[start SOURCE DATA]
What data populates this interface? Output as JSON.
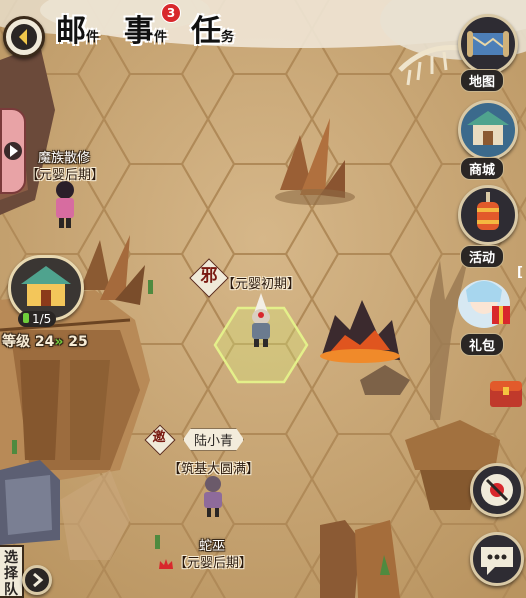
{
  "top_tabs": [
    {
      "big": "邮",
      "small": "件"
    },
    {
      "big": "事",
      "small": "件"
    },
    {
      "big": "任",
      "small": "务"
    }
  ],
  "event_badge": "3",
  "right_menu": {
    "map": "地图",
    "shop": "商城",
    "activity": "活动",
    "gift": "礼包",
    "partial_bracket": "["
  },
  "npcs": {
    "demon": {
      "name": "魔族散修",
      "realm": "【元婴后期】"
    },
    "evil": {
      "mark": "邪",
      "realm": "【元婴初期】"
    },
    "lu": {
      "invite": "邀",
      "name": "陆小青",
      "realm": "【筑基大圆满】"
    },
    "snake": {
      "name": "蛇巫",
      "realm": "【元婴后期】"
    }
  },
  "sect": {
    "count": "1/5",
    "level_label": "等级",
    "level_from": "24",
    "level_to": "25"
  },
  "select_team": {
    "line1": "选择",
    "line2": "队"
  },
  "colors": {
    "sand": "#c9a979",
    "hex_line": "#b58f5e",
    "highlight": "#d8e87a",
    "panel_dark": "#2a2624",
    "accent_red": "#d8282c",
    "level_green": "#6fce3b"
  }
}
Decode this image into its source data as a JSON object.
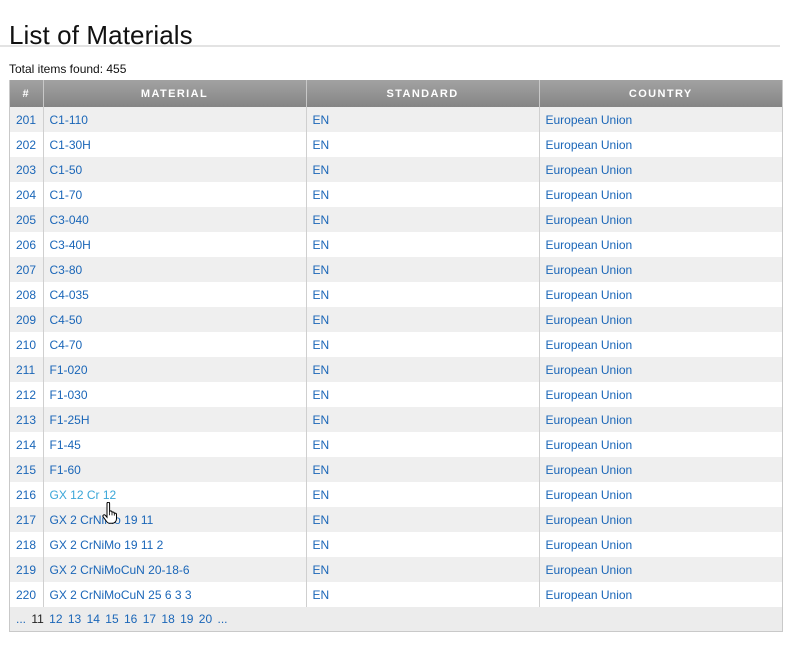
[end SOURCE DATA]
- [AIM] Quote all the records verbatim, dropping any pictures from your copy.

- [FINAL ANSWER]
What data populates this interface? Output as JSON.
{
  "top_tabs": [
    {
      "big": "邮",
      "small": "件"
    },
    {
      "big": "事",
      "small": "件"
    },
    {
      "big": "任",
      "small": "务"
    }
  ],
  "event_badge": "3",
  "right_menu": {
    "map": "地图",
    "shop": "商城",
    "activity": "活动",
    "gift": "礼包",
    "partial_bracket": "["
  },
  "npcs": {
    "demon": {
      "name": "魔族散修",
      "realm": "【元婴后期】"
    },
    "evil": {
      "mark": "邪",
      "realm": "【元婴初期】"
    },
    "lu": {
      "invite": "邀",
      "name": "陆小青",
      "realm": "【筑基大圆满】"
    },
    "snake": {
      "name": "蛇巫",
      "realm": "【元婴后期】"
    }
  },
  "sect": {
    "count": "1/5",
    "level_label": "等级",
    "level_from": "24",
    "level_to": "25"
  },
  "select_team": {
    "line1": "选择",
    "line2": "队"
  },
  "colors": {
    "sand": "#c9a979",
    "hex_line": "#b58f5e",
    "highlight": "#d8e87a",
    "panel_dark": "#2a2624",
    "accent_red": "#d8282c",
    "level_green": "#6fce3b"
  }
}
Decode this image into its source data as a JSON object.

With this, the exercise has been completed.